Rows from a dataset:

• • • • •

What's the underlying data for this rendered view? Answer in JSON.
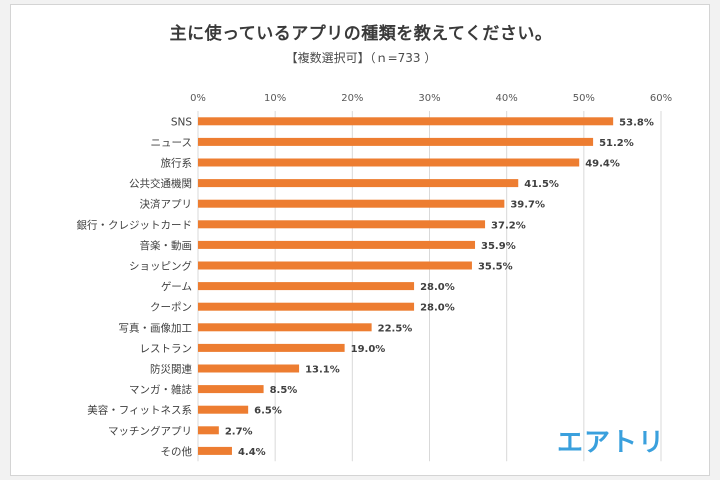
{
  "title": "主に使っているアプリの種類を教えてください。",
  "subtitle": "【複数選択可】（ｎ=733 ）",
  "logo_text": "エアトリ",
  "colors": {
    "bar": "#ED7D31",
    "grid": "#d9d9d9",
    "logo": "#3aa0dd"
  },
  "chart_data": {
    "type": "bar",
    "orientation": "horizontal",
    "title": "主に使っているアプリの種類を教えてください。",
    "subtitle": "【複数選択可】（ｎ=733 ）",
    "categories": [
      "SNS",
      "ニュース",
      "旅行系",
      "公共交通機関",
      "決済アプリ",
      "銀行・クレジットカード",
      "音楽・動画",
      "ショッピング",
      "ゲーム",
      "クーポン",
      "写真・画像加工",
      "レストラン",
      "防災関連",
      "マンガ・雑誌",
      "美容・フィットネス系",
      "マッチングアプリ",
      "その他"
    ],
    "values": [
      53.8,
      51.2,
      49.4,
      41.5,
      39.7,
      37.2,
      35.9,
      35.5,
      28.0,
      28.0,
      22.5,
      19.0,
      13.1,
      8.5,
      6.5,
      2.7,
      4.4
    ],
    "value_labels": [
      "53.8%",
      "51.2%",
      "49.4%",
      "41.5%",
      "39.7%",
      "37.2%",
      "35.9%",
      "35.5%",
      "28.0%",
      "28.0%",
      "22.5%",
      "19.0%",
      "13.1%",
      "8.5%",
      "6.5%",
      "2.7%",
      "4.4%"
    ],
    "xlim": [
      0,
      60
    ],
    "xticks": [
      "0%",
      "10%",
      "20%",
      "30%",
      "40%",
      "50%",
      "60%"
    ],
    "grid": true,
    "legend": "none"
  }
}
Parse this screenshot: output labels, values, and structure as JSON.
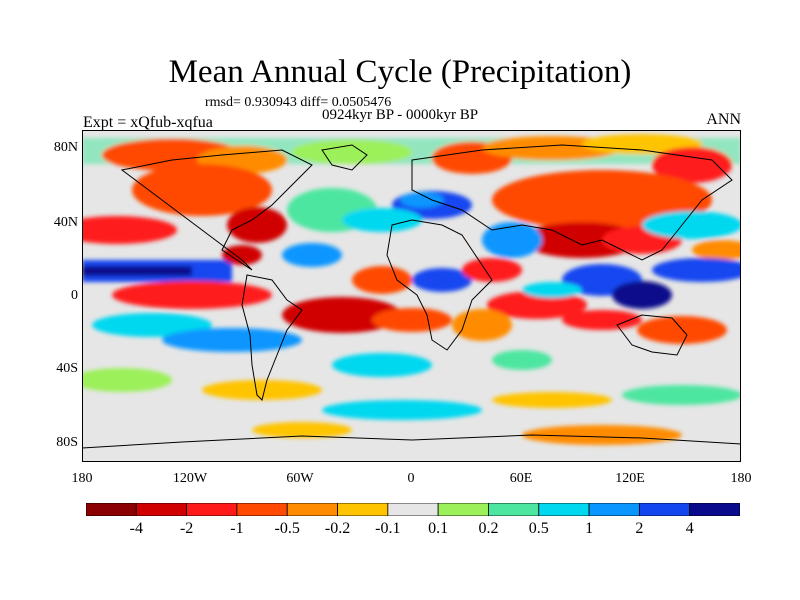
{
  "title": "Mean Annual Cycle (Precipitation)",
  "stats": "rmsd= 0.930943 diff= 0.0505476",
  "period": "0924kyr BP - 0000kyr BP",
  "experiment": "Expt = xQfub-xqfua",
  "season": "ANN",
  "lat_ticks": [
    "80N",
    "40N",
    "0",
    "40S",
    "80S"
  ],
  "lon_ticks": [
    "180",
    "120W",
    "60W",
    "0",
    "60E",
    "120E",
    "180"
  ],
  "colorbar": {
    "labels": [
      "-4",
      "-2",
      "-1",
      "-0.5",
      "-0.2",
      "-0.1",
      "0.1",
      "0.2",
      "0.5",
      "1",
      "2",
      "4"
    ],
    "colors": [
      "#8b0000",
      "#d10000",
      "#ff1a1a",
      "#ff4a00",
      "#ff8c00",
      "#ffc400",
      "#e6e6e6",
      "#9cf05a",
      "#4de6a0",
      "#00d8f0",
      "#0a96ff",
      "#1446f0",
      "#0a0a8c"
    ]
  },
  "map_regions": {
    "background": "#e6e6e6",
    "land_outline_color": "#000000"
  }
}
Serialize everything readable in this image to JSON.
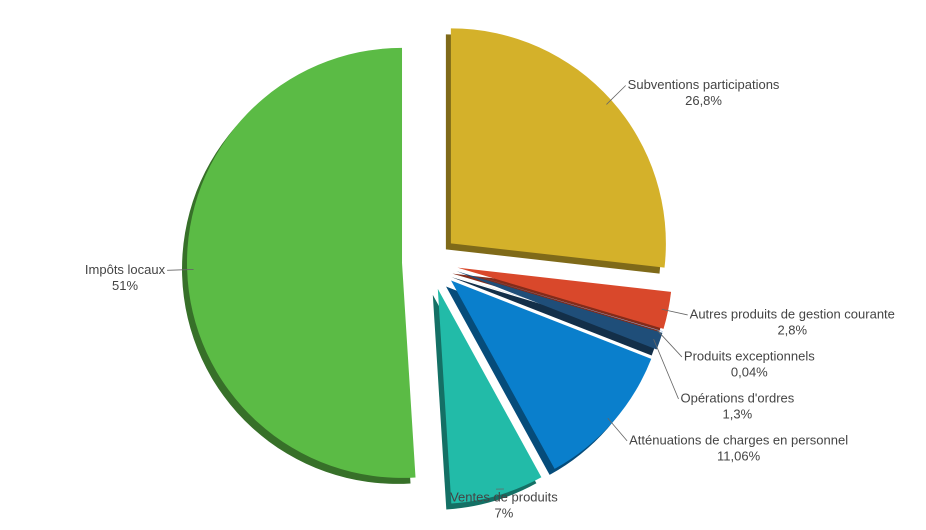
{
  "chart_data": {
    "type": "pie",
    "categories": [
      "Subventions participations",
      "Autres produits de gestion courante",
      "Produits exceptionnels",
      "Opérations d'ordres",
      "Atténuations de charges en personnel",
      "Ventes de produits",
      "Impôts locaux"
    ],
    "values": [
      26.8,
      2.8,
      0.04,
      1.3,
      11.06,
      7,
      51
    ],
    "value_labels": [
      "26,8%",
      "2,8%",
      "0,04%",
      "1,3%",
      "11,06%",
      "7%",
      "51%"
    ],
    "colors": [
      "#d4b12a",
      "#d9482b",
      "#8fb8e8",
      "#1f4e79",
      "#0a7fcc",
      "#22bba8",
      "#5bbb45"
    ]
  }
}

• • • • •

## Written instruction
Every entry should be returned exactly as written, minus the pictures.

## Correct result
What's the underlying data for this rendered view? Answer in JSON.
{
  "title": "主に使っているアプリの種類を教えてください。",
  "subtitle": "【複数選択可】（ｎ=733 ）",
  "logo_text": "エアトリ",
  "colors": {
    "bar": "#ED7D31",
    "grid": "#d9d9d9",
    "logo": "#3aa0dd"
  },
  "chart_data": {
    "type": "bar",
    "orientation": "horizontal",
    "title": "主に使っているアプリの種類を教えてください。",
    "subtitle": "【複数選択可】（ｎ=733 ）",
    "categories": [
      "SNS",
      "ニュース",
      "旅行系",
      "公共交通機関",
      "決済アプリ",
      "銀行・クレジットカード",
      "音楽・動画",
      "ショッピング",
      "ゲーム",
      "クーポン",
      "写真・画像加工",
      "レストラン",
      "防災関連",
      "マンガ・雑誌",
      "美容・フィットネス系",
      "マッチングアプリ",
      "その他"
    ],
    "values": [
      53.8,
      51.2,
      49.4,
      41.5,
      39.7,
      37.2,
      35.9,
      35.5,
      28.0,
      28.0,
      22.5,
      19.0,
      13.1,
      8.5,
      6.5,
      2.7,
      4.4
    ],
    "value_labels": [
      "53.8%",
      "51.2%",
      "49.4%",
      "41.5%",
      "39.7%",
      "37.2%",
      "35.9%",
      "35.5%",
      "28.0%",
      "28.0%",
      "22.5%",
      "19.0%",
      "13.1%",
      "8.5%",
      "6.5%",
      "2.7%",
      "4.4%"
    ],
    "xlim": [
      0,
      60
    ],
    "xticks": [
      "0%",
      "10%",
      "20%",
      "30%",
      "40%",
      "50%",
      "60%"
    ],
    "grid": true,
    "legend": "none"
  }
}
Parse this screenshot: output labels, values, and structure as JSON.
{
  "title": "Mean Annual Cycle (Precipitation)",
  "stats": "rmsd= 0.930943 diff= 0.0505476",
  "period": "0924kyr BP - 0000kyr BP",
  "experiment": "Expt = xQfub-xqfua",
  "season": "ANN",
  "lat_ticks": [
    "80N",
    "40N",
    "0",
    "40S",
    "80S"
  ],
  "lon_ticks": [
    "180",
    "120W",
    "60W",
    "0",
    "60E",
    "120E",
    "180"
  ],
  "colorbar": {
    "labels": [
      "-4",
      "-2",
      "-1",
      "-0.5",
      "-0.2",
      "-0.1",
      "0.1",
      "0.2",
      "0.5",
      "1",
      "2",
      "4"
    ],
    "colors": [
      "#8b0000",
      "#d10000",
      "#ff1a1a",
      "#ff4a00",
      "#ff8c00",
      "#ffc400",
      "#e6e6e6",
      "#9cf05a",
      "#4de6a0",
      "#00d8f0",
      "#0a96ff",
      "#1446f0",
      "#0a0a8c"
    ]
  },
  "map_regions": {
    "background": "#e6e6e6",
    "land_outline_color": "#000000"
  }
}
Serialize everything readable in this image to JSON.
{
  "chart_data": {
    "type": "pie",
    "categories": [
      "Subventions participations",
      "Autres produits de gestion courante",
      "Produits exceptionnels",
      "Opérations d'ordres",
      "Atténuations de charges en personnel",
      "Ventes de produits",
      "Impôts locaux"
    ],
    "values": [
      26.8,
      2.8,
      0.04,
      1.3,
      11.06,
      7,
      51
    ],
    "value_labels": [
      "26,8%",
      "2,8%",
      "0,04%",
      "1,3%",
      "11,06%",
      "7%",
      "51%"
    ],
    "colors": [
      "#d4b12a",
      "#d9482b",
      "#8fb8e8",
      "#1f4e79",
      "#0a7fcc",
      "#22bba8",
      "#5bbb45"
    ]
  }
}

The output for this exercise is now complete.